Begin INFORMATION SHOWN

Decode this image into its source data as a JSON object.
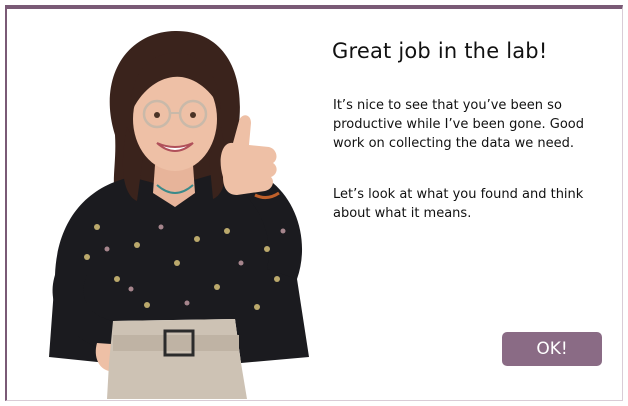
{
  "dialog": {
    "title": "Great job in the lab!",
    "paragraphs": [
      "It’s nice to see that you’ve been so productive while I’ve been gone. Good work on collecting the data we need.",
      "Let’s look at what you found and think about what it means."
    ],
    "ok_label": "OK!"
  },
  "character": {
    "icon": "thumbs-up-scientist-portrait"
  },
  "colors": {
    "accent": "#7a5a76",
    "button": "#8a6b85",
    "text": "#111111",
    "background": "#ffffff"
  }
}
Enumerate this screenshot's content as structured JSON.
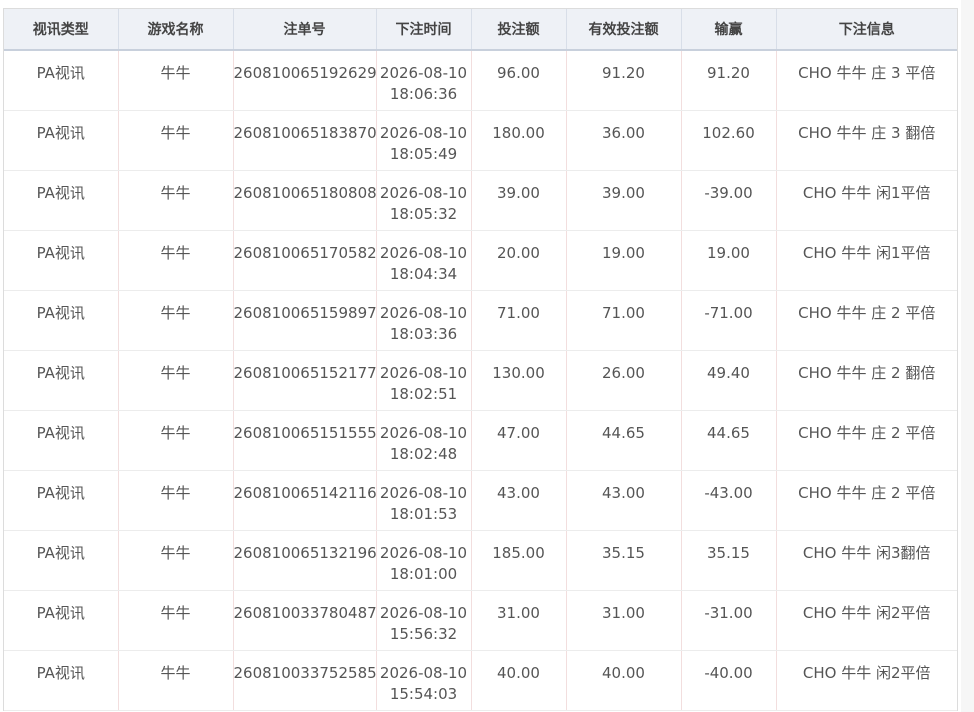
{
  "columns": [
    "视讯类型",
    "游戏名称",
    "注单号",
    "下注时间",
    "投注额",
    "有效投注额",
    "输赢",
    "下注信息"
  ],
  "rows": [
    {
      "type": "PA视讯",
      "game": "牛牛",
      "id": "260810065192629",
      "date": "2026-08-10",
      "time": "18:06:36",
      "bet": "96.00",
      "valid": "91.20",
      "result": "91.20",
      "info": "CHO 牛牛 庄 3 平倍"
    },
    {
      "type": "PA视讯",
      "game": "牛牛",
      "id": "260810065183870",
      "date": "2026-08-10",
      "time": "18:05:49",
      "bet": "180.00",
      "valid": "36.00",
      "result": "102.60",
      "info": "CHO 牛牛 庄 3 翻倍"
    },
    {
      "type": "PA视讯",
      "game": "牛牛",
      "id": "260810065180808",
      "date": "2026-08-10",
      "time": "18:05:32",
      "bet": "39.00",
      "valid": "39.00",
      "result": "-39.00",
      "info": "CHO 牛牛 闲1平倍"
    },
    {
      "type": "PA视讯",
      "game": "牛牛",
      "id": "260810065170582",
      "date": "2026-08-10",
      "time": "18:04:34",
      "bet": "20.00",
      "valid": "19.00",
      "result": "19.00",
      "info": "CHO 牛牛 闲1平倍"
    },
    {
      "type": "PA视讯",
      "game": "牛牛",
      "id": "260810065159897",
      "date": "2026-08-10",
      "time": "18:03:36",
      "bet": "71.00",
      "valid": "71.00",
      "result": "-71.00",
      "info": "CHO 牛牛 庄 2 平倍"
    },
    {
      "type": "PA视讯",
      "game": "牛牛",
      "id": "260810065152177",
      "date": "2026-08-10",
      "time": "18:02:51",
      "bet": "130.00",
      "valid": "26.00",
      "result": "49.40",
      "info": "CHO 牛牛 庄 2 翻倍"
    },
    {
      "type": "PA视讯",
      "game": "牛牛",
      "id": "260810065151555",
      "date": "2026-08-10",
      "time": "18:02:48",
      "bet": "47.00",
      "valid": "44.65",
      "result": "44.65",
      "info": "CHO 牛牛 庄 2 平倍"
    },
    {
      "type": "PA视讯",
      "game": "牛牛",
      "id": "260810065142116",
      "date": "2026-08-10",
      "time": "18:01:53",
      "bet": "43.00",
      "valid": "43.00",
      "result": "-43.00",
      "info": "CHO 牛牛 庄 2 平倍"
    },
    {
      "type": "PA视讯",
      "game": "牛牛",
      "id": "260810065132196",
      "date": "2026-08-10",
      "time": "18:01:00",
      "bet": "185.00",
      "valid": "35.15",
      "result": "35.15",
      "info": "CHO 牛牛 闲3翻倍"
    },
    {
      "type": "PA视讯",
      "game": "牛牛",
      "id": "260810033780487",
      "date": "2026-08-10",
      "time": "15:56:32",
      "bet": "31.00",
      "valid": "31.00",
      "result": "-31.00",
      "info": "CHO 牛牛 闲2平倍"
    },
    {
      "type": "PA视讯",
      "game": "牛牛",
      "id": "260810033752585",
      "date": "2026-08-10",
      "time": "15:54:03",
      "bet": "40.00",
      "valid": "40.00",
      "result": "-40.00",
      "info": "CHO 牛牛 闲2平倍"
    }
  ]
}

End INFORMATION SHOWN

AIM OF THE TASK:
Go through the listing above and return every line where the word "JSON" occurs.

RESULT OF THE EXERCISE:
Decode this image into its source data as a JSON object.
Enumerate this screenshot's content as structured JSON.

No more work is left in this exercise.